Copy out all the entries exactly.
=====
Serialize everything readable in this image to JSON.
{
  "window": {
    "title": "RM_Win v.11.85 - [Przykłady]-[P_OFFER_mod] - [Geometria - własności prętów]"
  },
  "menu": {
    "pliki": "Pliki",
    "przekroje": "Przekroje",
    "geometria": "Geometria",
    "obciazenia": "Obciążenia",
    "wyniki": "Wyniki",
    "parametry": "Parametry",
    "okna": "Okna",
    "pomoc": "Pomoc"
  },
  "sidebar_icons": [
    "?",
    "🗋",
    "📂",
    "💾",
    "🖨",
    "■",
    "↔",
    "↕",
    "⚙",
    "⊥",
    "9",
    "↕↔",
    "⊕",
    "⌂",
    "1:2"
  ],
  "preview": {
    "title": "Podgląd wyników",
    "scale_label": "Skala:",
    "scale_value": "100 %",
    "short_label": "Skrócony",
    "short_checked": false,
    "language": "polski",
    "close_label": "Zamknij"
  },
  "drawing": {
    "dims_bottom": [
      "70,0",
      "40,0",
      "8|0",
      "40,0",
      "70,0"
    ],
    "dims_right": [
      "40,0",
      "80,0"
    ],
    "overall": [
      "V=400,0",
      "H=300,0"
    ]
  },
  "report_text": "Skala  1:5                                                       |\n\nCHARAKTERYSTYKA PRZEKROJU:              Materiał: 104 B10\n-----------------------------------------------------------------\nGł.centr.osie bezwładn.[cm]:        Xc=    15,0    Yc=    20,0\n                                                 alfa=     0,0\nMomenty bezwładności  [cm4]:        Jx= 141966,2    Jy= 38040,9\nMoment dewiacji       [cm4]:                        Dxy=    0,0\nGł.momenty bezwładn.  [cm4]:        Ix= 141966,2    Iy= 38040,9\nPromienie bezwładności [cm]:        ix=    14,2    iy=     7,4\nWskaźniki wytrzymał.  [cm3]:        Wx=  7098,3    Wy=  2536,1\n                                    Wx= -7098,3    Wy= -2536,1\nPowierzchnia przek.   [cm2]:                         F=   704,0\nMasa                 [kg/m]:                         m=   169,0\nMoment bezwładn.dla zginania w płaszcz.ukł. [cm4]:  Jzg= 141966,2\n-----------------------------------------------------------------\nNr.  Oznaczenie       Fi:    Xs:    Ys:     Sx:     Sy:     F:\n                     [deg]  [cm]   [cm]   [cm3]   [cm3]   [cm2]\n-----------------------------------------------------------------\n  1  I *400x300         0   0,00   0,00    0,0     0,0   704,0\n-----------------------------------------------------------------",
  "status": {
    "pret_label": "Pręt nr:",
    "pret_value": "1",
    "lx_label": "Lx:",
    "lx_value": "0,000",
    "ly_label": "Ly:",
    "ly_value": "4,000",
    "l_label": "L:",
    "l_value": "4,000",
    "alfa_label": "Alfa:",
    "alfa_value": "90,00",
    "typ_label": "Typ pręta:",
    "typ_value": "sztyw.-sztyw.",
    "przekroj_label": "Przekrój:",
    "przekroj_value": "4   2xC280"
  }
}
=====
● RESPONSE BELOW
Serialize everything readable in this image to JSON.
{
  "window": {
    "title": "RM_Win v.11.85 - [Przykłady]-[P_OFFER_mod] - [Geometria - własności prętów]"
  },
  "menu": {
    "pliki": "Pliki",
    "przekroje": "Przekroje",
    "geometria": "Geometria",
    "obciazenia": "Obciążenia",
    "wyniki": "Wyniki",
    "parametry": "Parametry",
    "okna": "Okna",
    "pomoc": "Pomoc"
  },
  "sidebar_icons": [
    "?",
    "🗋",
    "📂",
    "💾",
    "🖨",
    "■",
    "↔",
    "↕",
    "⚙",
    "⊥",
    "9",
    "↕↔",
    "⊕",
    "⌂",
    "1:2"
  ],
  "preview": {
    "title": "Podgląd wyników",
    "scale_label": "Skala:",
    "scale_value": "100 %",
    "short_label": "Skrócony",
    "short_checked": false,
    "language": "polski",
    "close_label": "Zamknij"
  },
  "drawing": {
    "dims_bottom": [
      "70,0",
      "40,0",
      "8|0",
      "40,0",
      "70,0"
    ],
    "dims_right": [
      "40,0",
      "80,0"
    ],
    "overall": [
      "V=400,0",
      "H=300,0"
    ]
  },
  "report_text": "Skala  1:5                                                       |\n\nCHARAKTERYSTYKA PRZEKROJU:              Materiał: 104 B10\n-----------------------------------------------------------------\nGł.centr.osie bezwładn.[cm]:        Xc=    15,0    Yc=    20,0\n                                                 alfa=     0,0\nMomenty bezwładności  [cm4]:        Jx= 141966,2    Jy= 38040,9\nMoment dewiacji       [cm4]:                        Dxy=    0,0\nGł.momenty bezwładn.  [cm4]:        Ix= 141966,2    Iy= 38040,9\nPromienie bezwładności [cm]:        ix=    14,2    iy=     7,4\nWskaźniki wytrzymał.  [cm3]:        Wx=  7098,3    Wy=  2536,1\n                                    Wx= -7098,3    Wy= -2536,1\nPowierzchnia przek.   [cm2]:                         F=   704,0\nMasa                 [kg/m]:                         m=   169,0\nMoment bezwładn.dla zginania w płaszcz.ukł. [cm4]:  Jzg= 141966,2\n-----------------------------------------------------------------\nNr.  Oznaczenie       Fi:    Xs:    Ys:     Sx:     Sy:     F:\n                     [deg]  [cm]   [cm]   [cm3]   [cm3]   [cm2]\n-----------------------------------------------------------------\n  1  I *400x300         0   0,00   0,00    0,0     0,0   704,0\n-----------------------------------------------------------------",
  "status": {
    "pret_label": "Pręt nr:",
    "pret_value": "1",
    "lx_label": "Lx:",
    "lx_value": "0,000",
    "ly_label": "Ly:",
    "ly_value": "4,000",
    "l_label": "L:",
    "l_value": "4,000",
    "alfa_label": "Alfa:",
    "alfa_value": "90,00",
    "typ_label": "Typ pręta:",
    "typ_value": "sztyw.-sztyw.",
    "przekroj_label": "Przekrój:",
    "przekroj_value": "4   2xC280"
  }
}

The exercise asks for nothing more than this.